Start of Records for this task

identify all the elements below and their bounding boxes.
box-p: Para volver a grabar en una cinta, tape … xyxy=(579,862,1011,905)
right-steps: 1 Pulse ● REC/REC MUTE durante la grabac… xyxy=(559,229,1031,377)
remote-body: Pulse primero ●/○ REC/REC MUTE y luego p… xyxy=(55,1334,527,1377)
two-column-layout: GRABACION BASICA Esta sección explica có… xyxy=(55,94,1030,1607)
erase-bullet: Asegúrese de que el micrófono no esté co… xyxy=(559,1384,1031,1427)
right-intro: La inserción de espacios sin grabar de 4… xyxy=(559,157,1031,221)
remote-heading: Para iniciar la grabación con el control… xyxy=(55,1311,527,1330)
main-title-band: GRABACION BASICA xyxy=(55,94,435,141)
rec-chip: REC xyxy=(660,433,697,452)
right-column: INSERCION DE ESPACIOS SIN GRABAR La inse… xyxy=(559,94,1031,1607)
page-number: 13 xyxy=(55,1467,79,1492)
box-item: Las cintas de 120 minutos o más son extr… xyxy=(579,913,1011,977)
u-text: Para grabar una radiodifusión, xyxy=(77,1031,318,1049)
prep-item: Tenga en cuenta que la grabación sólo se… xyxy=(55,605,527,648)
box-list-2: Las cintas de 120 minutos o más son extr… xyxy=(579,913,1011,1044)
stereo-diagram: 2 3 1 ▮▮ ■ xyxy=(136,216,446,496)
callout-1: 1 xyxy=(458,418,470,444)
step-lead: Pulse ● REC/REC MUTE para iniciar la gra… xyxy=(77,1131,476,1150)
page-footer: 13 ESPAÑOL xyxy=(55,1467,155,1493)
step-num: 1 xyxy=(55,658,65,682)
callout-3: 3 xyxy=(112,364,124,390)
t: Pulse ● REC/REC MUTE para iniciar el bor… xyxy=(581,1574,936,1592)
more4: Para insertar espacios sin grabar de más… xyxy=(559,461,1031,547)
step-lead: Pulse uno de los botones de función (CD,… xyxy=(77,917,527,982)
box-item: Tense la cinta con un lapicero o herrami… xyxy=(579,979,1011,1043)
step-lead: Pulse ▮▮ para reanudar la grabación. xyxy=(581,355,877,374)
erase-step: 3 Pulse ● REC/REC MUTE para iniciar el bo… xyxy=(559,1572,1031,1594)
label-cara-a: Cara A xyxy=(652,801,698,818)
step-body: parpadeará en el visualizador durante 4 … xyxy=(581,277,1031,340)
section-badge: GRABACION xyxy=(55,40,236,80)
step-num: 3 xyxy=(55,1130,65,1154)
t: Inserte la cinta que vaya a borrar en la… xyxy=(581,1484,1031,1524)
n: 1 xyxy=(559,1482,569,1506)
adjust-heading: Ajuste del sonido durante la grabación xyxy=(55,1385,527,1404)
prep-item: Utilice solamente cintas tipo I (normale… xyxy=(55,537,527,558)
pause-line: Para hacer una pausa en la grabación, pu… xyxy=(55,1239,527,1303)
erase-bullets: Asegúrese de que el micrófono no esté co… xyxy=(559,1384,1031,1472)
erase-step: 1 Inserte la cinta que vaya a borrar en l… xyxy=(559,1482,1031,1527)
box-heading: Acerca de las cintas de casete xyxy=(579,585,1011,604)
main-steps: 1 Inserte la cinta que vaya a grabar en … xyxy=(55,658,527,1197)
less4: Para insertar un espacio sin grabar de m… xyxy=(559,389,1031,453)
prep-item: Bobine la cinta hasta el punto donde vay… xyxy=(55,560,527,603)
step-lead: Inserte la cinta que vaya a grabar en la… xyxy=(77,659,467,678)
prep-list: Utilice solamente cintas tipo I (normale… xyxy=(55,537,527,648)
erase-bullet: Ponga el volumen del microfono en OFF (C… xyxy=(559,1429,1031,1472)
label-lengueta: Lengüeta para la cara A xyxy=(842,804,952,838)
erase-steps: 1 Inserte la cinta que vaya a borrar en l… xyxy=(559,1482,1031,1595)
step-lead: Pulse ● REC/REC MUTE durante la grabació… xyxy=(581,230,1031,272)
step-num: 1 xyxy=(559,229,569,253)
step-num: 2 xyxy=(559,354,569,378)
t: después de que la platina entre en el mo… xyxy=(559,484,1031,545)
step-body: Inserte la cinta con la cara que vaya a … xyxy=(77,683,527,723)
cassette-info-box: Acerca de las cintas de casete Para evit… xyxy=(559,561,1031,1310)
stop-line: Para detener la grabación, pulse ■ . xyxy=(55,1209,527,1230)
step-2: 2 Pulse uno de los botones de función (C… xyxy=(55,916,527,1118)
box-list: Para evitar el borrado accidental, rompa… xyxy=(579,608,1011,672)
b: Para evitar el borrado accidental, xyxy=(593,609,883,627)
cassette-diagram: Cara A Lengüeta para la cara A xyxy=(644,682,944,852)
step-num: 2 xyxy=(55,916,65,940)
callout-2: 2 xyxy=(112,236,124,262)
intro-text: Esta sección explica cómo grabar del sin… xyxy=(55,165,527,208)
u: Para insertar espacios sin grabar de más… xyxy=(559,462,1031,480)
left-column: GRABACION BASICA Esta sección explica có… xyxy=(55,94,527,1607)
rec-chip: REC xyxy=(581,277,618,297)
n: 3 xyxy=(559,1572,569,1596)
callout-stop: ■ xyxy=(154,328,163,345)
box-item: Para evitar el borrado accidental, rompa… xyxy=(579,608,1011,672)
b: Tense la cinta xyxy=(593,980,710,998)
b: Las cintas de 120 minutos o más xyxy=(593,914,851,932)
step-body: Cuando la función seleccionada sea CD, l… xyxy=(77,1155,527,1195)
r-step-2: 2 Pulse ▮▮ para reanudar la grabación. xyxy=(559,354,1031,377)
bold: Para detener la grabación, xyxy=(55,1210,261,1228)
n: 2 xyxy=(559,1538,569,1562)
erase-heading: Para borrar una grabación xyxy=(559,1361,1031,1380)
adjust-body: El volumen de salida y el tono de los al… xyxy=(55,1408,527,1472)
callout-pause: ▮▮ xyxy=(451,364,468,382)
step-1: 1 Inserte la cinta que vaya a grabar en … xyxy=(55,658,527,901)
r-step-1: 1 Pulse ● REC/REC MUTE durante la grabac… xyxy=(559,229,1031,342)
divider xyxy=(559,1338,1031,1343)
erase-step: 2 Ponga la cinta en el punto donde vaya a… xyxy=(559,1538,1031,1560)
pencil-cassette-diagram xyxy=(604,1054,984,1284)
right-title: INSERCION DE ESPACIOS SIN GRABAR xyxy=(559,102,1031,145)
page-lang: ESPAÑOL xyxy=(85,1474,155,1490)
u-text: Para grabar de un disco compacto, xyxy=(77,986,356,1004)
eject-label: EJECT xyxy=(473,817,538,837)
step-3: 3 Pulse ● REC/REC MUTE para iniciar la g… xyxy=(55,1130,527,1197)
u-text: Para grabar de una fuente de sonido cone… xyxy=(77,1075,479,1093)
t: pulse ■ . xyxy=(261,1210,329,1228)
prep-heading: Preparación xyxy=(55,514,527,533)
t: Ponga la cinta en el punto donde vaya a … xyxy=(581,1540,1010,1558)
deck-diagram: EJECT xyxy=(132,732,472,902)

End of Records for this task

Stated task: Copy the lines of the records from the start through the line that contains "step-lead: Pulse ● REC/REC MUTE para", swapping "box-item" for "box-entry" and leaving everything else unchanged.

Solution to this exercise:
identify all the elements below and their bounding boxes.
box-p: Para volver a grabar en una cinta, tape … xyxy=(579,862,1011,905)
right-steps: 1 Pulse ● REC/REC MUTE durante la grabac… xyxy=(559,229,1031,377)
remote-body: Pulse primero ●/○ REC/REC MUTE y luego p… xyxy=(55,1334,527,1377)
two-column-layout: GRABACION BASICA Esta sección explica có… xyxy=(55,94,1030,1607)
erase-bullet: Asegúrese de que el micrófono no esté co… xyxy=(559,1384,1031,1427)
right-intro: La inserción de espacios sin grabar de 4… xyxy=(559,157,1031,221)
remote-heading: Para iniciar la grabación con el control… xyxy=(55,1311,527,1330)
main-title-band: GRABACION BASICA xyxy=(55,94,435,141)
rec-chip: REC xyxy=(660,433,697,452)
right-column: INSERCION DE ESPACIOS SIN GRABAR La inse… xyxy=(559,94,1031,1607)
page-number: 13 xyxy=(55,1467,79,1492)
box-entry: Las cintas de 120 minutos o más son extr… xyxy=(579,913,1011,977)
u-text: Para grabar una radiodifusión, xyxy=(77,1031,318,1049)
prep-item: Tenga en cuenta que la grabación sólo se… xyxy=(55,605,527,648)
box-list-2: Las cintas de 120 minutos o más son extr… xyxy=(579,913,1011,1044)
stereo-diagram: 2 3 1 ▮▮ ■ xyxy=(136,216,446,496)
callout-1: 1 xyxy=(458,418,470,444)
step-lead: Pulse ● REC/REC MUTE para iniciar la gra… xyxy=(77,1131,476,1150)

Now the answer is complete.